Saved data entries
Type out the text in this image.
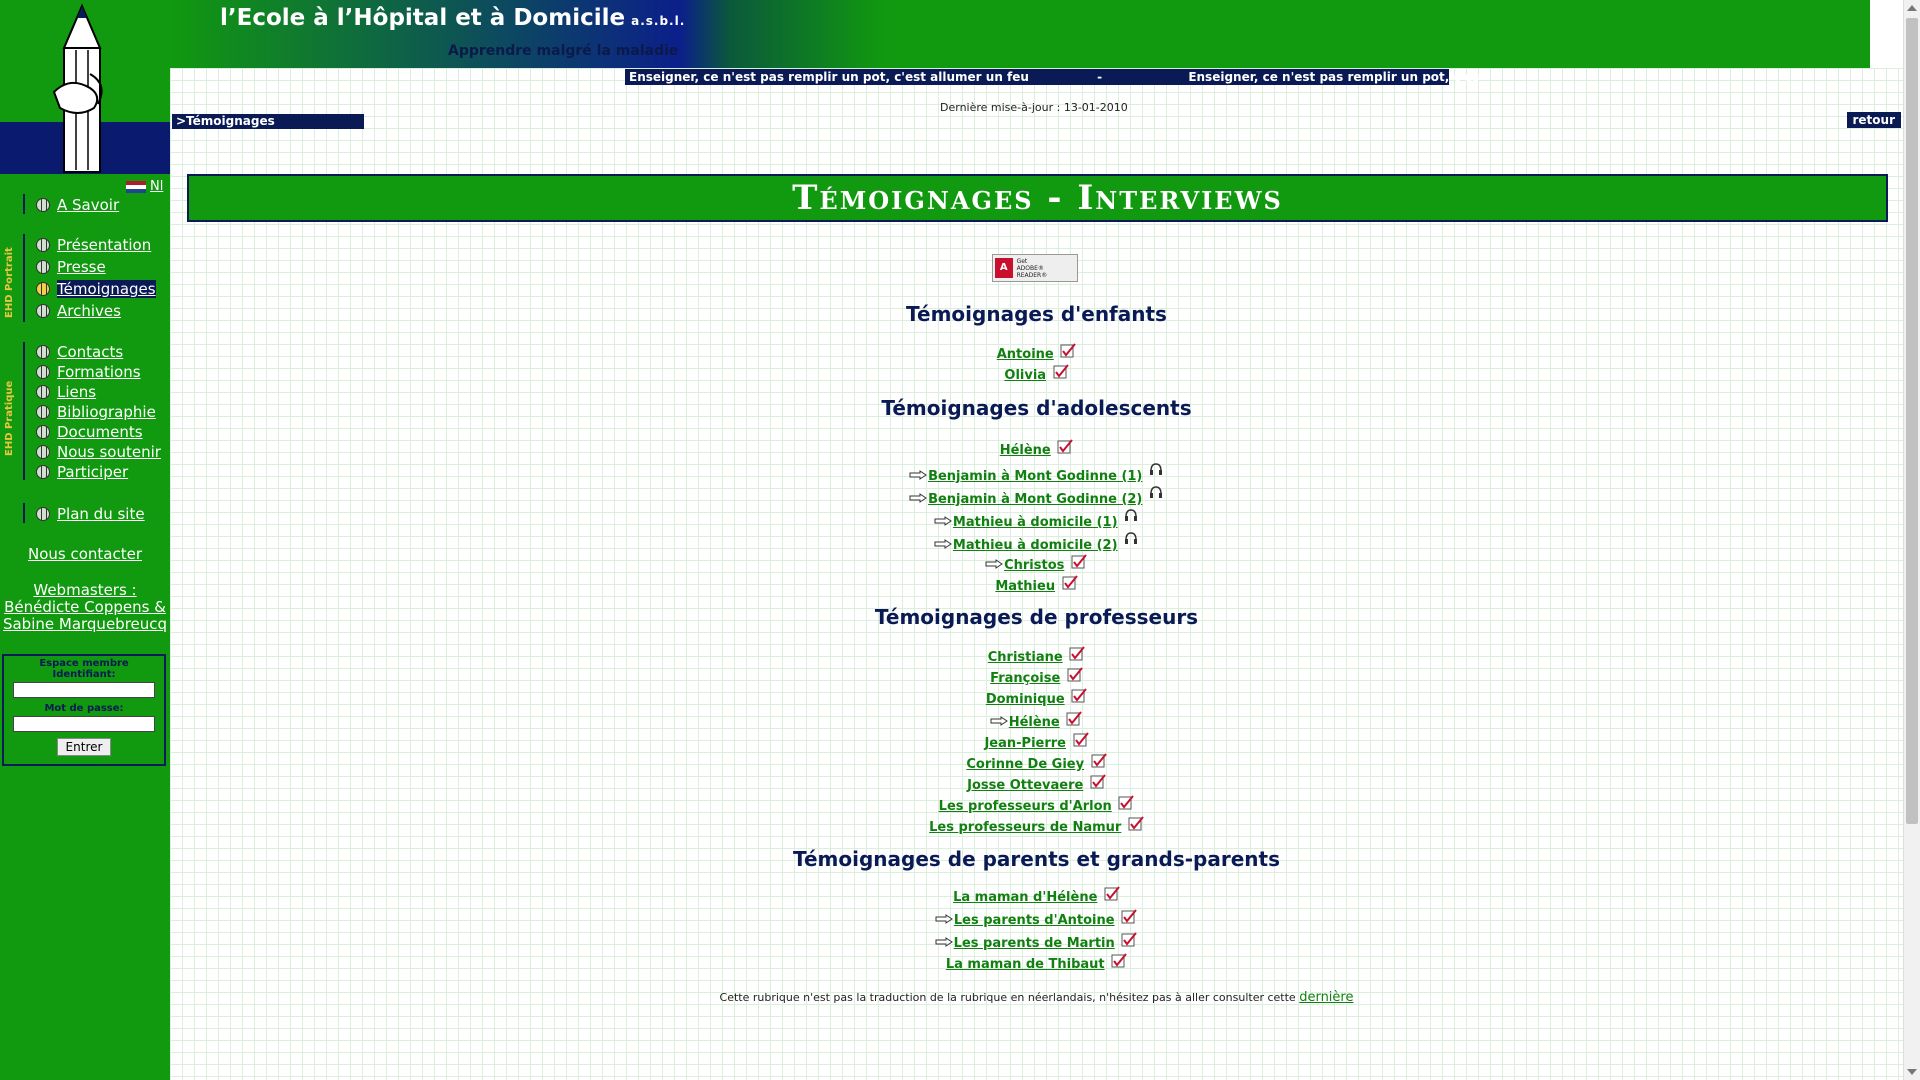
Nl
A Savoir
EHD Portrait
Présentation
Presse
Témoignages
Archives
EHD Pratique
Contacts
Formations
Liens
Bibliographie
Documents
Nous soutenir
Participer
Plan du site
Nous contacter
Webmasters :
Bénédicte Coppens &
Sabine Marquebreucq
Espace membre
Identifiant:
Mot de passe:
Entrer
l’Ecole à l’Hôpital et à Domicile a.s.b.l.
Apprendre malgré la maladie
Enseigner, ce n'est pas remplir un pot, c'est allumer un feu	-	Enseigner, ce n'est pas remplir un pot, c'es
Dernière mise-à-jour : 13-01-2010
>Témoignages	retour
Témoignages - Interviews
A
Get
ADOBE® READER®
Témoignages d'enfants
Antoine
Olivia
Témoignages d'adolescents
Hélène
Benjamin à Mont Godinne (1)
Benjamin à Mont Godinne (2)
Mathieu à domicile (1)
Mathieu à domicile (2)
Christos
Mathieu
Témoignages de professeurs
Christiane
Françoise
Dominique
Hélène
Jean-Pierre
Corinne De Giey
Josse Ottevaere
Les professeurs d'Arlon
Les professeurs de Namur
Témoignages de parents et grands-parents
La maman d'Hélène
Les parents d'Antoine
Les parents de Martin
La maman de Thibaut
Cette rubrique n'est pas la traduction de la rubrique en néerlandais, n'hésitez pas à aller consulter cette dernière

◆ Task to complete ◆
Repeat the data exactly in full, omitting its pictures.

◆ Response ◆
Type out the text in this image.
Nl
A Savoir
EHD Portrait
Présentation
Presse
Témoignages
Archives
EHD Pratique
Contacts
Formations
Liens
Bibliographie
Documents
Nous soutenir
Participer
Plan du site
Nous contacter
Webmasters :
Bénédicte Coppens &
Sabine Marquebreucq
Espace membre
Identifiant:
Mot de passe:
Entrer
l’Ecole à l’Hôpital et à Domicile a.s.b.l.
Apprendre malgré la maladie
Enseigner, ce n'est pas remplir un pot, c'est allumer un feu	-	Enseigner, ce n'est pas remplir un pot, c'es
Dernière mise-à-jour : 13-01-2010
>Témoignages	retour
Témoignages - Interviews
A
Get
ADOBE® READER®
Témoignages d'enfants
Antoine
Olivia
Témoignages d'adolescents
Hélène
Benjamin à Mont Godinne (1)
Benjamin à Mont Godinne (2)
Mathieu à domicile (1)
Mathieu à domicile (2)
Christos
Mathieu
Témoignages de professeurs
Christiane
Françoise
Dominique
Hélène
Jean-Pierre
Corinne De Giey
Josse Ottevaere
Les professeurs d'Arlon
Les professeurs de Namur
Témoignages de parents et grands-parents
La maman d'Hélène
Les parents d'Antoine
Les parents de Martin
La maman de Thibaut
Cette rubrique n'est pas la traduction de la rubrique en néerlandais, n'hésitez pas à aller consulter cette dernière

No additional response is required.